__Provided data__.

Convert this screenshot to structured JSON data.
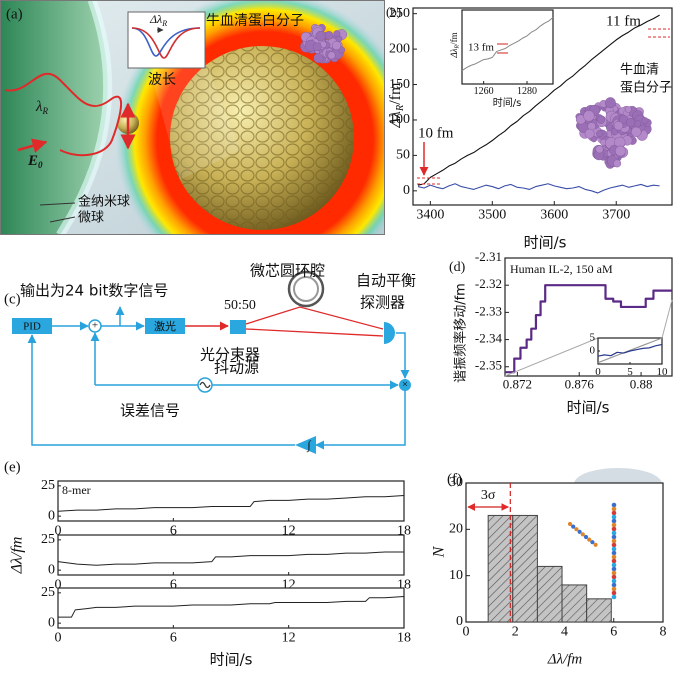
{
  "panel_a": {
    "label": "(a)",
    "inset_label": {
      "main": "Δλ",
      "sub": "R"
    },
    "inset_xlabel": "波长",
    "molecule": "牛血清蛋白分子",
    "wavelength": {
      "main": "λ",
      "sub": "R"
    },
    "field": {
      "main": "E",
      "sub": "0"
    },
    "nanosphere": "金纳米球",
    "microsphere": "微球"
  },
  "panel_c": {
    "label": "(c)",
    "output": "输出为24 bit数字信号",
    "resonator": "微芯圆环腔",
    "detector": [
      "自动平衡",
      "探测器"
    ],
    "pid": "PID",
    "laser": "激光",
    "ratio": "50:50",
    "splitter": "光分束器",
    "dither": "抖动源",
    "error": "误差信号",
    "adder": "+",
    "mixer": "×",
    "integrator": "∫"
  },
  "chart_data": [
    {
      "type": "line",
      "label": "(b)",
      "ylabel": {
        "main": "Δλ",
        "sub": "R",
        "unit": "/fm"
      },
      "xlabel": "时间/s",
      "annotations": [
        "10 fm",
        "11 fm"
      ],
      "molecule_label": [
        "牛血清",
        "蛋白分子"
      ],
      "x": [
        3380,
        3390,
        3400,
        3410,
        3420,
        3430,
        3440,
        3450,
        3460,
        3470,
        3480,
        3490,
        3500,
        3510,
        3520,
        3530,
        3540,
        3550,
        3560,
        3570,
        3580,
        3590,
        3600,
        3610,
        3620,
        3630,
        3640,
        3650,
        3660,
        3670,
        3680,
        3690,
        3700,
        3710,
        3720,
        3730,
        3740,
        3750,
        3760,
        3770
      ],
      "series": [
        {
          "color": "#111111",
          "values": [
            8,
            10,
            19,
            24,
            29,
            35,
            39,
            45,
            50,
            54,
            60,
            65,
            71,
            78,
            84,
            92,
            98,
            106,
            112,
            120,
            127,
            134,
            142,
            148,
            156,
            162,
            170,
            177,
            185,
            192,
            199,
            206,
            213,
            219,
            224,
            230,
            234,
            239,
            243,
            248
          ]
        },
        {
          "color": "#3a4fa8",
          "values": [
            6,
            4,
            8,
            5,
            3,
            7,
            10,
            6,
            4,
            2,
            5,
            8,
            6,
            3,
            7,
            9,
            5,
            4,
            2,
            6,
            8,
            10,
            7,
            5,
            3,
            4,
            6,
            2,
            0,
            -3,
            1,
            4,
            6,
            8,
            5,
            7,
            9,
            6,
            8,
            7
          ]
        }
      ],
      "xlim": [
        3372,
        3790
      ],
      "ylim": [
        -20,
        258
      ],
      "xticks": [
        3400,
        3500,
        3600,
        3700
      ],
      "yticks": [
        0,
        50,
        100,
        150,
        200,
        250
      ],
      "inset": {
        "ylabel": {
          "main": "Δλ",
          "sub": "R",
          "unit": "/fm"
        },
        "xlabel": "时间/s",
        "annotation": "13 fm",
        "x": [
          1250,
          1252,
          1254,
          1256,
          1258,
          1260,
          1262,
          1264,
          1266,
          1268,
          1270,
          1272,
          1274,
          1276,
          1278,
          1280,
          1282,
          1284,
          1286,
          1288,
          1290,
          1292
        ],
        "series": [
          {
            "color": "#888888",
            "values": [
              18,
              22,
              25,
              27,
              30,
              33,
              34,
              36,
              44,
              46,
              48,
              52,
              55,
              58,
              62,
              65,
              70,
              73,
              78,
              82,
              85,
              90
            ]
          }
        ],
        "xlim": [
          1250,
          1292
        ],
        "ylim": [
          0,
          100
        ],
        "xticks": [
          1260,
          1280
        ]
      }
    },
    {
      "type": "line",
      "label": "(d)",
      "annotation": "Human IL-2, 150 aM",
      "ylabel": "谐振频率移动/fm",
      "xlabel": "时间/s",
      "drawstyle": "steps-post",
      "x": [
        0.8712,
        0.8718,
        0.8722,
        0.8726,
        0.8729,
        0.8732,
        0.8735,
        0.8738,
        0.8777,
        0.8782,
        0.8787,
        0.8803,
        0.8808,
        0.882
      ],
      "series": [
        {
          "color": "#5b2a86",
          "values": [
            -2.352,
            -2.347,
            -2.343,
            -2.34,
            -2.336,
            -2.331,
            -2.326,
            -2.32,
            -2.325,
            -2.326,
            -2.328,
            -2.325,
            -2.322,
            -2.322
          ]
        }
      ],
      "xlim": [
        0.8712,
        0.882
      ],
      "ylim": [
        -2.3534,
        -2.31
      ],
      "xticks": [
        0.872,
        0.876,
        0.88
      ],
      "yticks": [
        -2.35,
        -2.34,
        -2.33,
        -2.32,
        -2.31
      ],
      "inset": {
        "x": [
          0,
          1,
          2,
          3,
          4,
          5,
          6,
          7,
          8,
          9,
          10
        ],
        "series": [
          {
            "color": "#999999",
            "x": [
              0,
              10
            ],
            "values": [
              -4.5,
              5
            ]
          },
          {
            "color": "#2b3a8f",
            "values": [
              -2,
              -1.5,
              -1.8,
              -0.5,
              -0.8,
              0,
              0.5,
              1,
              1.2,
              2,
              2.5
            ]
          }
        ],
        "xlim": [
          0,
          10
        ],
        "ylim": [
          -5,
          5
        ],
        "xticks": [
          0,
          5,
          10
        ],
        "yticks": [
          0,
          5
        ]
      }
    },
    {
      "type": "line",
      "label": "(e)",
      "ylabel": "Δλ/fm",
      "xlabel": "时间/s",
      "annotation": "8-mer",
      "xlim": [
        0,
        18
      ],
      "ylim": [
        -4,
        29
      ],
      "xticks": [
        0,
        6,
        12,
        18
      ],
      "yticks": [
        0,
        25
      ],
      "subplots": [
        {
          "x": [
            0,
            1,
            2,
            3,
            4,
            5,
            6,
            7,
            8,
            9,
            10,
            10.2,
            11,
            12,
            13,
            14,
            15,
            16,
            17,
            18
          ],
          "series": [
            {
              "color": "#222222",
              "values": [
                4,
                5,
                5,
                6,
                6,
                7,
                7,
                7,
                8,
                8,
                8,
                12,
                13,
                13,
                14,
                14,
                15,
                16,
                16,
                17
              ]
            }
          ]
        },
        {
          "x": [
            0,
            1,
            2,
            3,
            4,
            5,
            6,
            7,
            8,
            8.2,
            9,
            10,
            11,
            12,
            13,
            14,
            15,
            16,
            17,
            18
          ],
          "series": [
            {
              "color": "#222222",
              "values": [
                7,
                5,
                4,
                5,
                5,
                6,
                6,
                6,
                7,
                11,
                11,
                12,
                12,
                12,
                13,
                13,
                14,
                14,
                15,
                15
              ]
            }
          ]
        },
        {
          "x": [
            0,
            0.7,
            0.9,
            1.5,
            2,
            3,
            4,
            5,
            6,
            7,
            8,
            9,
            10,
            11,
            11.3,
            12,
            13,
            14,
            15,
            16,
            16.2,
            17,
            18
          ],
          "series": [
            {
              "color": "#222222",
              "values": [
                5,
                5,
                11,
                12,
                13,
                13,
                14,
                14,
                14,
                15,
                15,
                15,
                16,
                16,
                17,
                17,
                17,
                17,
                18,
                18,
                21,
                21,
                22
              ]
            }
          ]
        }
      ]
    },
    {
      "type": "histogram",
      "label": "(f)",
      "xlabel": "Δλ/fm",
      "ylabel": "N",
      "bins": [
        0.9,
        1.9,
        2.9,
        3.9,
        4.9,
        5.9
      ],
      "values": [
        23,
        23,
        12,
        8,
        5
      ],
      "color": "#c4c4c4",
      "hatch": true,
      "xlim": [
        0,
        8
      ],
      "ylim": [
        0,
        30
      ],
      "xticks": [
        0,
        2,
        4,
        6,
        8
      ],
      "yticks": [
        0,
        10,
        20,
        30
      ],
      "threshold": {
        "value": 1.8,
        "label": "3σ",
        "color": "#d22222"
      }
    }
  ]
}
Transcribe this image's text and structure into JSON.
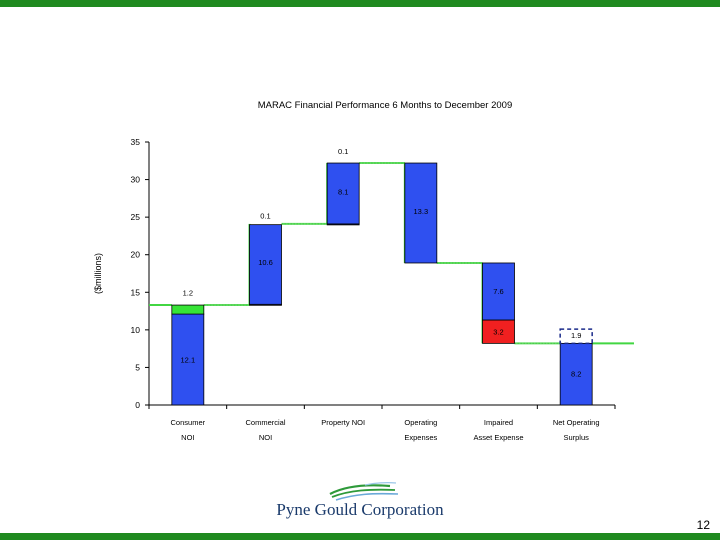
{
  "slide": {
    "page_number": "12"
  },
  "brand": {
    "company": "Pyne Gould Corporation",
    "green": "#1f8a1f"
  },
  "colors": {
    "bar_blue": "#2f50f0",
    "bar_green": "#36e436",
    "bar_red": "#f02020",
    "connector": "#42d642"
  },
  "chart_data": {
    "type": "waterfall",
    "title": "MARAC Financial Performance 6 Months to December 2009",
    "ylabel": "($millions)",
    "ylim": [
      0,
      35
    ],
    "yticks": [
      0,
      5,
      10,
      15,
      20,
      25,
      30,
      35
    ],
    "categories": [
      {
        "lines": [
          "Consumer",
          "NOI"
        ]
      },
      {
        "lines": [
          "Commercial",
          "NOI"
        ]
      },
      {
        "lines": [
          "Property NOI"
        ]
      },
      {
        "lines": [
          "Operating",
          "Expenses"
        ]
      },
      {
        "lines": [
          "Impaired",
          "Asset Expense"
        ]
      },
      {
        "lines": [
          "Net Operating",
          "Surplus"
        ]
      }
    ],
    "segments": [
      {
        "cat": 0,
        "from": 0,
        "to": 12.1,
        "color": "blue",
        "label": "12.1"
      },
      {
        "cat": 0,
        "from": 12.1,
        "to": 13.3,
        "color": "green",
        "label": "1.2",
        "label_at": 15.0
      },
      {
        "cat": 1,
        "from": 13.3,
        "to": 13.4,
        "color": "blue",
        "label": "0.1",
        "label_at": 25.2
      },
      {
        "cat": 1,
        "from": 13.4,
        "to": 24.0,
        "color": "blue",
        "label": "10.6",
        "label_at": 19.0
      },
      {
        "cat": 2,
        "from": 24.0,
        "to": 24.1,
        "color": "blue",
        "label": "0.1",
        "label_at": 33.8
      },
      {
        "cat": 2,
        "from": 24.1,
        "to": 32.2,
        "color": "blue",
        "label": "8.1",
        "label_at": 28.4
      },
      {
        "cat": 3,
        "from": 18.9,
        "to": 32.2,
        "color": "blue",
        "label": "13.3",
        "label_at": 25.8
      },
      {
        "cat": 4,
        "from": 11.3,
        "to": 18.9,
        "color": "blue",
        "label": "7.6",
        "label_at": 15.2
      },
      {
        "cat": 4,
        "from": 8.2,
        "to": 11.3,
        "color": "red",
        "label": "3.2",
        "label_at": 9.8
      },
      {
        "cat": 5,
        "from": 0,
        "to": 8.2,
        "color": "blue",
        "label": "8.2",
        "label_at": 4.2
      },
      {
        "cat": 5,
        "from": 8.2,
        "to": 10.1,
        "color": "outline",
        "label": "1.9",
        "label_at": 9.3
      }
    ],
    "connector_levels": [
      13.3,
      24.1,
      32.2,
      18.9,
      8.2
    ]
  }
}
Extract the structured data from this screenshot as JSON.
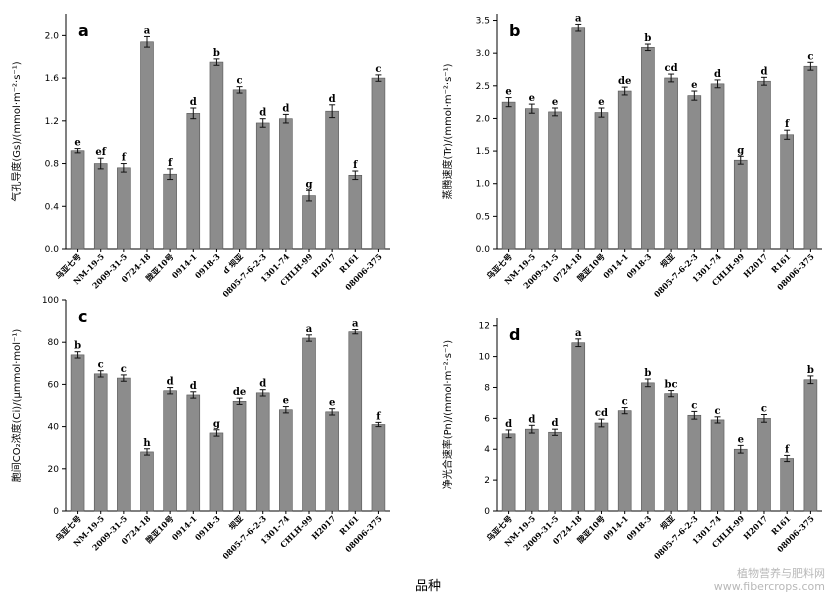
{
  "x_title": "品种",
  "watermark": {
    "line1": "植物营养与肥料网",
    "line2": "www.fibercrops.com"
  },
  "chart_data": [
    {
      "panel": "a",
      "type": "bar",
      "ylabel": "气孔导度(Gs)/(mmol·m⁻²·s⁻¹)",
      "ylim": [
        0,
        2.2
      ],
      "yticks": [
        "0.0",
        "0.4",
        "0.8",
        "1.2",
        "1.6",
        "2.0"
      ],
      "categories": [
        "乌亚七号",
        "NM-19-5",
        "2009-31-5",
        "0724-18",
        "陇亚10号",
        "0914-1",
        "0918-3",
        "ɗ 坝亚",
        "0805-7-6-2-3",
        "1301-74",
        "CHLH-99",
        "H2017",
        "R161",
        "08006-375"
      ],
      "values": [
        0.92,
        0.8,
        0.76,
        1.94,
        0.7,
        1.27,
        1.75,
        1.49,
        1.18,
        1.22,
        0.5,
        1.29,
        0.69,
        1.6
      ],
      "errors": [
        0.02,
        0.05,
        0.04,
        0.05,
        0.05,
        0.05,
        0.03,
        0.03,
        0.04,
        0.04,
        0.05,
        0.06,
        0.04,
        0.03
      ],
      "letters": [
        "e",
        "ef",
        "f",
        "a",
        "f",
        "d",
        "b",
        "c",
        "d",
        "d",
        "g",
        "d",
        "f",
        "c"
      ]
    },
    {
      "panel": "b",
      "type": "bar",
      "ylabel": "蒸腾速度(Tr)/(mmol·m⁻²·s⁻¹)",
      "ylim": [
        0,
        3.6
      ],
      "yticks": [
        "0.0",
        "0.5",
        "1.0",
        "1.5",
        "2.0",
        "2.5",
        "3.0",
        "3.5"
      ],
      "categories": [
        "乌亚七号",
        "NM-19-5",
        "2009-31-5",
        "0724-18",
        "陇亚10号",
        "0914-1",
        "0918-3",
        "坝亚",
        "0805-7-6-2-3",
        "1301-74",
        "CHLH-99",
        "H2017",
        "R161",
        "08006-375"
      ],
      "values": [
        2.25,
        2.15,
        2.1,
        3.39,
        2.09,
        2.42,
        3.09,
        2.62,
        2.35,
        2.53,
        1.36,
        2.57,
        1.75,
        2.8
      ],
      "errors": [
        0.07,
        0.07,
        0.06,
        0.05,
        0.07,
        0.06,
        0.05,
        0.06,
        0.07,
        0.06,
        0.06,
        0.06,
        0.07,
        0.06
      ],
      "letters": [
        "e",
        "e",
        "e",
        "a",
        "e",
        "de",
        "b",
        "cd",
        "e",
        "d",
        "g",
        "d",
        "f",
        "c"
      ]
    },
    {
      "panel": "c",
      "type": "bar",
      "ylabel": "胞间CO₂浓度(Ci)/(μmmol·mol⁻¹)",
      "ylim": [
        0,
        100
      ],
      "yticks": [
        "0",
        "20",
        "40",
        "60",
        "80",
        "100"
      ],
      "categories": [
        "乌亚七号",
        "NM-19-5",
        "2009-31-5",
        "0724-18",
        "陇亚10号",
        "0914-1",
        "0918-3",
        "坝亚",
        "0805-7-6-2-3",
        "1301-74",
        "CHLH-99",
        "H2017",
        "R161",
        "08006-375"
      ],
      "values": [
        74,
        65,
        63,
        28,
        57,
        55,
        37,
        52,
        56,
        48,
        82,
        47,
        85,
        41
      ],
      "errors": [
        1.5,
        1.5,
        1.5,
        1.5,
        1.5,
        1.5,
        1.5,
        1.5,
        1.5,
        1.5,
        1.5,
        1.5,
        1.0,
        1.0
      ],
      "letters": [
        "b",
        "c",
        "c",
        "h",
        "d",
        "d",
        "g",
        "de",
        "d",
        "e",
        "a",
        "e",
        "a",
        "f"
      ]
    },
    {
      "panel": "d",
      "type": "bar",
      "ylabel": "净光合速率(Pn)/(mmol·m⁻²·s⁻¹)",
      "ylim": [
        0,
        12.5
      ],
      "yticks": [
        "0",
        "2",
        "4",
        "6",
        "8",
        "10",
        "12"
      ],
      "categories": [
        "乌亚七号",
        "NM-19-5",
        "2009-31-5",
        "0724-18",
        "陇亚10号",
        "0914-1",
        "0918-3",
        "坝亚",
        "0805-7-6-2-3",
        "1301-74",
        "CHLH-99",
        "H2017",
        "R161",
        "08006-375"
      ],
      "values": [
        5.0,
        5.3,
        5.1,
        10.9,
        5.7,
        6.5,
        8.3,
        7.6,
        6.2,
        5.9,
        4.0,
        6.0,
        3.4,
        8.5
      ],
      "errors": [
        0.25,
        0.25,
        0.2,
        0.25,
        0.25,
        0.2,
        0.25,
        0.2,
        0.25,
        0.2,
        0.25,
        0.25,
        0.2,
        0.25
      ],
      "letters": [
        "d",
        "d",
        "d",
        "a",
        "cd",
        "c",
        "b",
        "bc",
        "c",
        "c",
        "e",
        "c",
        "f",
        "b"
      ]
    }
  ]
}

__Task objective__. Every line of the records that includes the word "screenshot" should be gathered.

__Response below__.
Convert this screenshot to structured JSON data.
Extract the structured data from this screenshot as JSON.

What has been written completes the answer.